Rows from a figure dataset

** BEGIN **

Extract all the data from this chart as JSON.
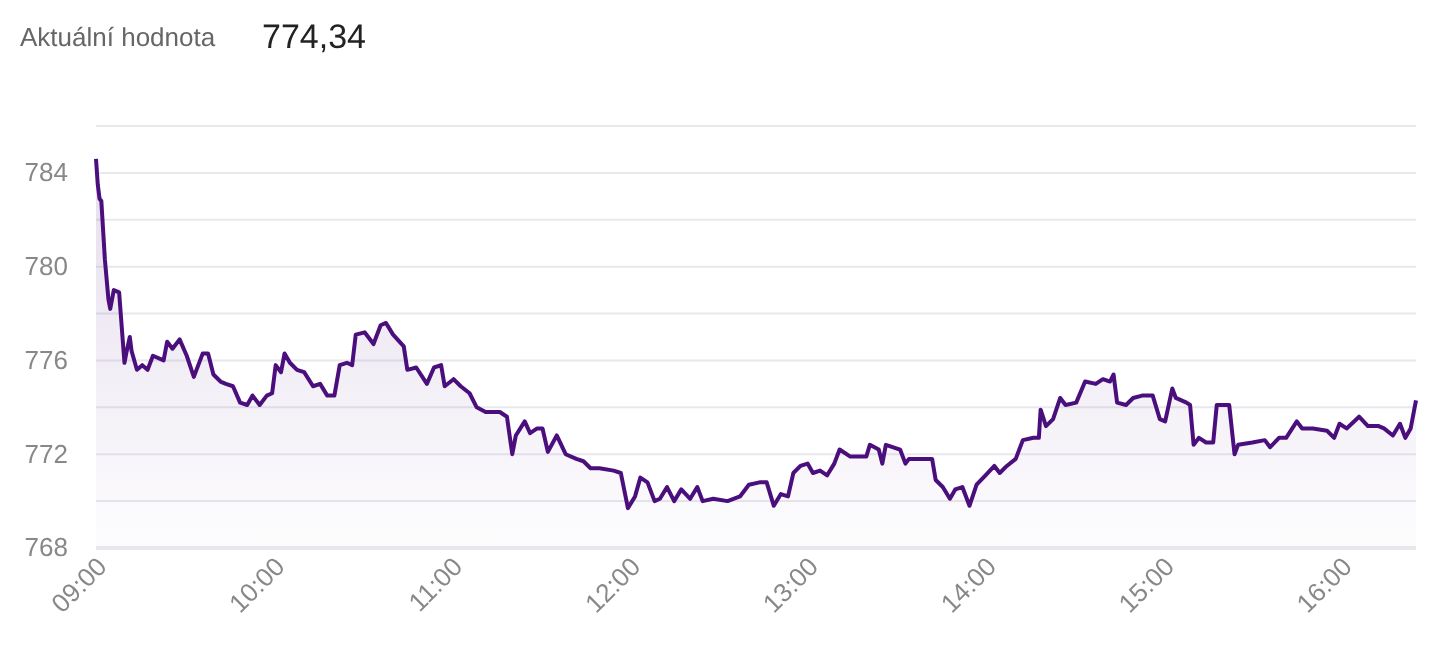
{
  "chart_data": {
    "type": "area",
    "title": "Aktuální hodnota",
    "subtitle": "774,34",
    "x": [
      9.0,
      9.01,
      9.02,
      9.03,
      9.05,
      9.07,
      9.08,
      9.1,
      9.13,
      9.16,
      9.17,
      9.19,
      9.2,
      9.23,
      9.26,
      9.29,
      9.32,
      9.38,
      9.4,
      9.43,
      9.47,
      9.51,
      9.55,
      9.6,
      9.63,
      9.66,
      9.7,
      9.73,
      9.77,
      9.81,
      9.85,
      9.88,
      9.92,
      9.96,
      9.99,
      10.01,
      10.04,
      10.06,
      10.09,
      10.13,
      10.17,
      10.22,
      10.26,
      10.3,
      10.34,
      10.37,
      10.41,
      10.44,
      10.46,
      10.51,
      10.56,
      10.6,
      10.63,
      10.67,
      10.73,
      10.75,
      10.8,
      10.86,
      10.9,
      10.94,
      10.96,
      11.01,
      11.05,
      11.1,
      11.14,
      11.19,
      11.27,
      11.31,
      11.34,
      11.36,
      11.41,
      11.44,
      11.48,
      11.51,
      11.54,
      11.59,
      11.64,
      11.7,
      11.74,
      11.78,
      11.83,
      11.91,
      11.95,
      11.99,
      12.03,
      12.06,
      12.1,
      12.14,
      12.17,
      12.21,
      12.25,
      12.29,
      12.34,
      12.38,
      12.41,
      12.47,
      12.55,
      12.62,
      12.67,
      12.73,
      12.77,
      12.81,
      12.85,
      12.89,
      12.92,
      12.96,
      13.0,
      13.03,
      13.07,
      13.11,
      13.15,
      13.18,
      13.24,
      13.33,
      13.35,
      13.4,
      13.42,
      13.44,
      13.52,
      13.55,
      13.57,
      13.7,
      13.72,
      13.76,
      13.8,
      13.83,
      13.87,
      13.91,
      13.95,
      14.0,
      14.05,
      14.08,
      14.12,
      14.17,
      14.21,
      14.27,
      14.3,
      14.31,
      14.34,
      14.38,
      14.42,
      14.45,
      14.51,
      14.56,
      14.62,
      14.66,
      14.7,
      14.72,
      14.74,
      14.79,
      14.83,
      14.88,
      14.94,
      14.98,
      15.01,
      15.05,
      15.07,
      15.13,
      15.15,
      15.17,
      15.2,
      15.24,
      15.28,
      15.3,
      15.35,
      15.37,
      15.4,
      15.42,
      15.5,
      15.57,
      15.6,
      15.65,
      15.69,
      15.75,
      15.78,
      15.84,
      15.92,
      15.96,
      15.99,
      16.03,
      16.1,
      16.15,
      16.21,
      16.24,
      16.29,
      16.33,
      16.36,
      16.39,
      16.42
    ],
    "series": [
      {
        "color": "#4b0f7d",
        "values": [
          784.6,
          783.5,
          782.9,
          782.8,
          780.3,
          778.6,
          778.2,
          779.0,
          778.9,
          775.9,
          776.3,
          777.0,
          776.4,
          775.6,
          775.8,
          775.6,
          776.2,
          776.0,
          776.8,
          776.5,
          776.9,
          776.2,
          775.3,
          776.3,
          776.3,
          775.4,
          775.1,
          775.0,
          774.9,
          774.2,
          774.1,
          774.5,
          774.1,
          774.5,
          774.6,
          775.8,
          775.5,
          776.3,
          775.9,
          775.6,
          775.5,
          774.9,
          775.0,
          774.5,
          774.5,
          775.8,
          775.9,
          775.8,
          777.1,
          777.2,
          776.7,
          777.5,
          777.6,
          777.1,
          776.6,
          775.6,
          775.7,
          775.0,
          775.7,
          775.8,
          774.9,
          775.2,
          774.9,
          774.6,
          774.0,
          773.8,
          773.8,
          773.6,
          772.0,
          772.8,
          773.4,
          772.9,
          773.1,
          773.1,
          772.1,
          772.8,
          772.0,
          771.8,
          771.7,
          771.4,
          771.4,
          771.3,
          771.2,
          769.7,
          770.2,
          771.0,
          770.8,
          770.0,
          770.1,
          770.6,
          770.0,
          770.5,
          770.1,
          770.6,
          770.0,
          770.1,
          770.0,
          770.2,
          770.7,
          770.8,
          770.8,
          769.8,
          770.3,
          770.2,
          771.2,
          771.5,
          771.6,
          771.2,
          771.3,
          771.1,
          771.6,
          772.2,
          771.9,
          771.9,
          772.4,
          772.2,
          771.6,
          772.4,
          772.2,
          771.6,
          771.8,
          771.8,
          770.9,
          770.6,
          770.1,
          770.5,
          770.6,
          769.8,
          770.7,
          771.1,
          771.5,
          771.2,
          771.5,
          771.8,
          772.6,
          772.7,
          772.7,
          773.9,
          773.2,
          773.5,
          774.4,
          774.1,
          774.2,
          775.1,
          775.0,
          775.2,
          775.1,
          775.4,
          774.2,
          774.1,
          774.4,
          774.5,
          774.5,
          773.5,
          773.4,
          774.8,
          774.4,
          774.2,
          774.1,
          772.4,
          772.7,
          772.5,
          772.5,
          774.1,
          774.1,
          774.1,
          772.0,
          772.4,
          772.5,
          772.6,
          772.3,
          772.7,
          772.7,
          773.4,
          773.1,
          773.1,
          773.0,
          772.7,
          773.3,
          773.1,
          773.6,
          773.2,
          773.2,
          773.1,
          772.8,
          773.3,
          772.7,
          773.1,
          774.3
        ]
      }
    ],
    "xlim": [
      9,
      16.42
    ],
    "xticks": [
      {
        "value": 9,
        "label": "09:00"
      },
      {
        "value": 10,
        "label": "10:00"
      },
      {
        "value": 11,
        "label": "11:00"
      },
      {
        "value": 12,
        "label": "12:00"
      },
      {
        "value": 13,
        "label": "13:00"
      },
      {
        "value": 14,
        "label": "14:00"
      },
      {
        "value": 15,
        "label": "15:00"
      },
      {
        "value": 16,
        "label": "16:00"
      }
    ],
    "ylim": [
      768,
      786
    ],
    "yticks": [
      768,
      {
        "value": 770,
        "label": null
      },
      772,
      {
        "value": 774,
        "label": null
      },
      776,
      {
        "value": 778,
        "label": null
      },
      780,
      {
        "value": 782,
        "label": null
      },
      784,
      {
        "value": 786,
        "label": null
      }
    ],
    "grid": "y",
    "marker": "none",
    "line_style": "solid"
  }
}
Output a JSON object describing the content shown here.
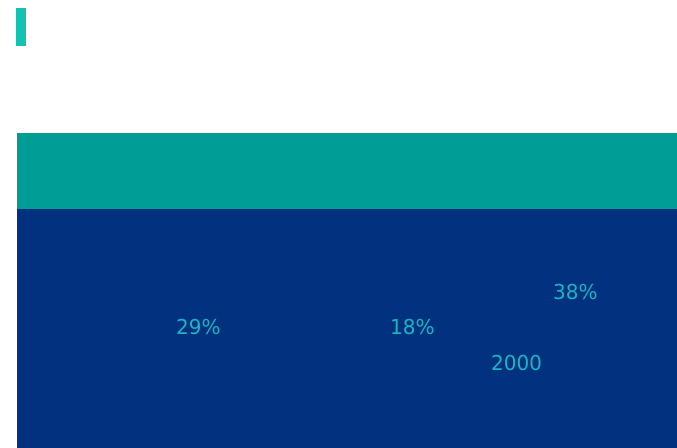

** END **

Work to complete: Every record above must be given again exactly; drop the pictures.

Answer to this exercise:
Extract all the data from this chart as JSON.
{
  "chart_data": {
    "type": "area",
    "title": "Aktuální hodnota",
    "subtitle": "774,34",
    "x": [
      9.0,
      9.01,
      9.02,
      9.03,
      9.05,
      9.07,
      9.08,
      9.1,
      9.13,
      9.16,
      9.17,
      9.19,
      9.2,
      9.23,
      9.26,
      9.29,
      9.32,
      9.38,
      9.4,
      9.43,
      9.47,
      9.51,
      9.55,
      9.6,
      9.63,
      9.66,
      9.7,
      9.73,
      9.77,
      9.81,
      9.85,
      9.88,
      9.92,
      9.96,
      9.99,
      10.01,
      10.04,
      10.06,
      10.09,
      10.13,
      10.17,
      10.22,
      10.26,
      10.3,
      10.34,
      10.37,
      10.41,
      10.44,
      10.46,
      10.51,
      10.56,
      10.6,
      10.63,
      10.67,
      10.73,
      10.75,
      10.8,
      10.86,
      10.9,
      10.94,
      10.96,
      11.01,
      11.05,
      11.1,
      11.14,
      11.19,
      11.27,
      11.31,
      11.34,
      11.36,
      11.41,
      11.44,
      11.48,
      11.51,
      11.54,
      11.59,
      11.64,
      11.7,
      11.74,
      11.78,
      11.83,
      11.91,
      11.95,
      11.99,
      12.03,
      12.06,
      12.1,
      12.14,
      12.17,
      12.21,
      12.25,
      12.29,
      12.34,
      12.38,
      12.41,
      12.47,
      12.55,
      12.62,
      12.67,
      12.73,
      12.77,
      12.81,
      12.85,
      12.89,
      12.92,
      12.96,
      13.0,
      13.03,
      13.07,
      13.11,
      13.15,
      13.18,
      13.24,
      13.33,
      13.35,
      13.4,
      13.42,
      13.44,
      13.52,
      13.55,
      13.57,
      13.7,
      13.72,
      13.76,
      13.8,
      13.83,
      13.87,
      13.91,
      13.95,
      14.0,
      14.05,
      14.08,
      14.12,
      14.17,
      14.21,
      14.27,
      14.3,
      14.31,
      14.34,
      14.38,
      14.42,
      14.45,
      14.51,
      14.56,
      14.62,
      14.66,
      14.7,
      14.72,
      14.74,
      14.79,
      14.83,
      14.88,
      14.94,
      14.98,
      15.01,
      15.05,
      15.07,
      15.13,
      15.15,
      15.17,
      15.2,
      15.24,
      15.28,
      15.3,
      15.35,
      15.37,
      15.4,
      15.42,
      15.5,
      15.57,
      15.6,
      15.65,
      15.69,
      15.75,
      15.78,
      15.84,
      15.92,
      15.96,
      15.99,
      16.03,
      16.1,
      16.15,
      16.21,
      16.24,
      16.29,
      16.33,
      16.36,
      16.39,
      16.42
    ],
    "series": [
      {
        "color": "#4b0f7d",
        "values": [
          784.6,
          783.5,
          782.9,
          782.8,
          780.3,
          778.6,
          778.2,
          779.0,
          778.9,
          775.9,
          776.3,
          777.0,
          776.4,
          775.6,
          775.8,
          775.6,
          776.2,
          776.0,
          776.8,
          776.5,
          776.9,
          776.2,
          775.3,
          776.3,
          776.3,
          775.4,
          775.1,
          775.0,
          774.9,
          774.2,
          774.1,
          774.5,
          774.1,
          774.5,
          774.6,
          775.8,
          775.5,
          776.3,
          775.9,
          775.6,
          775.5,
          774.9,
          775.0,
          774.5,
          774.5,
          775.8,
          775.9,
          775.8,
          777.1,
          777.2,
          776.7,
          777.5,
          777.6,
          777.1,
          776.6,
          775.6,
          775.7,
          775.0,
          775.7,
          775.8,
          774.9,
          775.2,
          774.9,
          774.6,
          774.0,
          773.8,
          773.8,
          773.6,
          772.0,
          772.8,
          773.4,
          772.9,
          773.1,
          773.1,
          772.1,
          772.8,
          772.0,
          771.8,
          771.7,
          771.4,
          771.4,
          771.3,
          771.2,
          769.7,
          770.2,
          771.0,
          770.8,
          770.0,
          770.1,
          770.6,
          770.0,
          770.5,
          770.1,
          770.6,
          770.0,
          770.1,
          770.0,
          770.2,
          770.7,
          770.8,
          770.8,
          769.8,
          770.3,
          770.2,
          771.2,
          771.5,
          771.6,
          771.2,
          771.3,
          771.1,
          771.6,
          772.2,
          771.9,
          771.9,
          772.4,
          772.2,
          771.6,
          772.4,
          772.2,
          771.6,
          771.8,
          771.8,
          770.9,
          770.6,
          770.1,
          770.5,
          770.6,
          769.8,
          770.7,
          771.1,
          771.5,
          771.2,
          771.5,
          771.8,
          772.6,
          772.7,
          772.7,
          773.9,
          773.2,
          773.5,
          774.4,
          774.1,
          774.2,
          775.1,
          775.0,
          775.2,
          775.1,
          775.4,
          774.2,
          774.1,
          774.4,
          774.5,
          774.5,
          773.5,
          773.4,
          774.8,
          774.4,
          774.2,
          774.1,
          772.4,
          772.7,
          772.5,
          772.5,
          774.1,
          774.1,
          774.1,
          772.0,
          772.4,
          772.5,
          772.6,
          772.3,
          772.7,
          772.7,
          773.4,
          773.1,
          773.1,
          773.0,
          772.7,
          773.3,
          773.1,
          773.6,
          773.2,
          773.2,
          773.1,
          772.8,
          773.3,
          772.7,
          773.1,
          774.3
        ]
      }
    ],
    "xlim": [
      9,
      16.42
    ],
    "xticks": [
      {
        "value": 9,
        "label": "09:00"
      },
      {
        "value": 10,
        "label": "10:00"
      },
      {
        "value": 11,
        "label": "11:00"
      },
      {
        "value": 12,
        "label": "12:00"
      },
      {
        "value": 13,
        "label": "13:00"
      },
      {
        "value": 14,
        "label": "14:00"
      },
      {
        "value": 15,
        "label": "15:00"
      },
      {
        "value": 16,
        "label": "16:00"
      }
    ],
    "ylim": [
      768,
      786
    ],
    "yticks": [
      768,
      {
        "value": 770,
        "label": null
      },
      772,
      {
        "value": 774,
        "label": null
      },
      776,
      {
        "value": 778,
        "label": null
      },
      780,
      {
        "value": 782,
        "label": null
      },
      784,
      {
        "value": 786,
        "label": null
      }
    ],
    "grid": "y",
    "marker": "none",
    "line_style": "solid"
  }
}
Output a JSON object describing the content shown here.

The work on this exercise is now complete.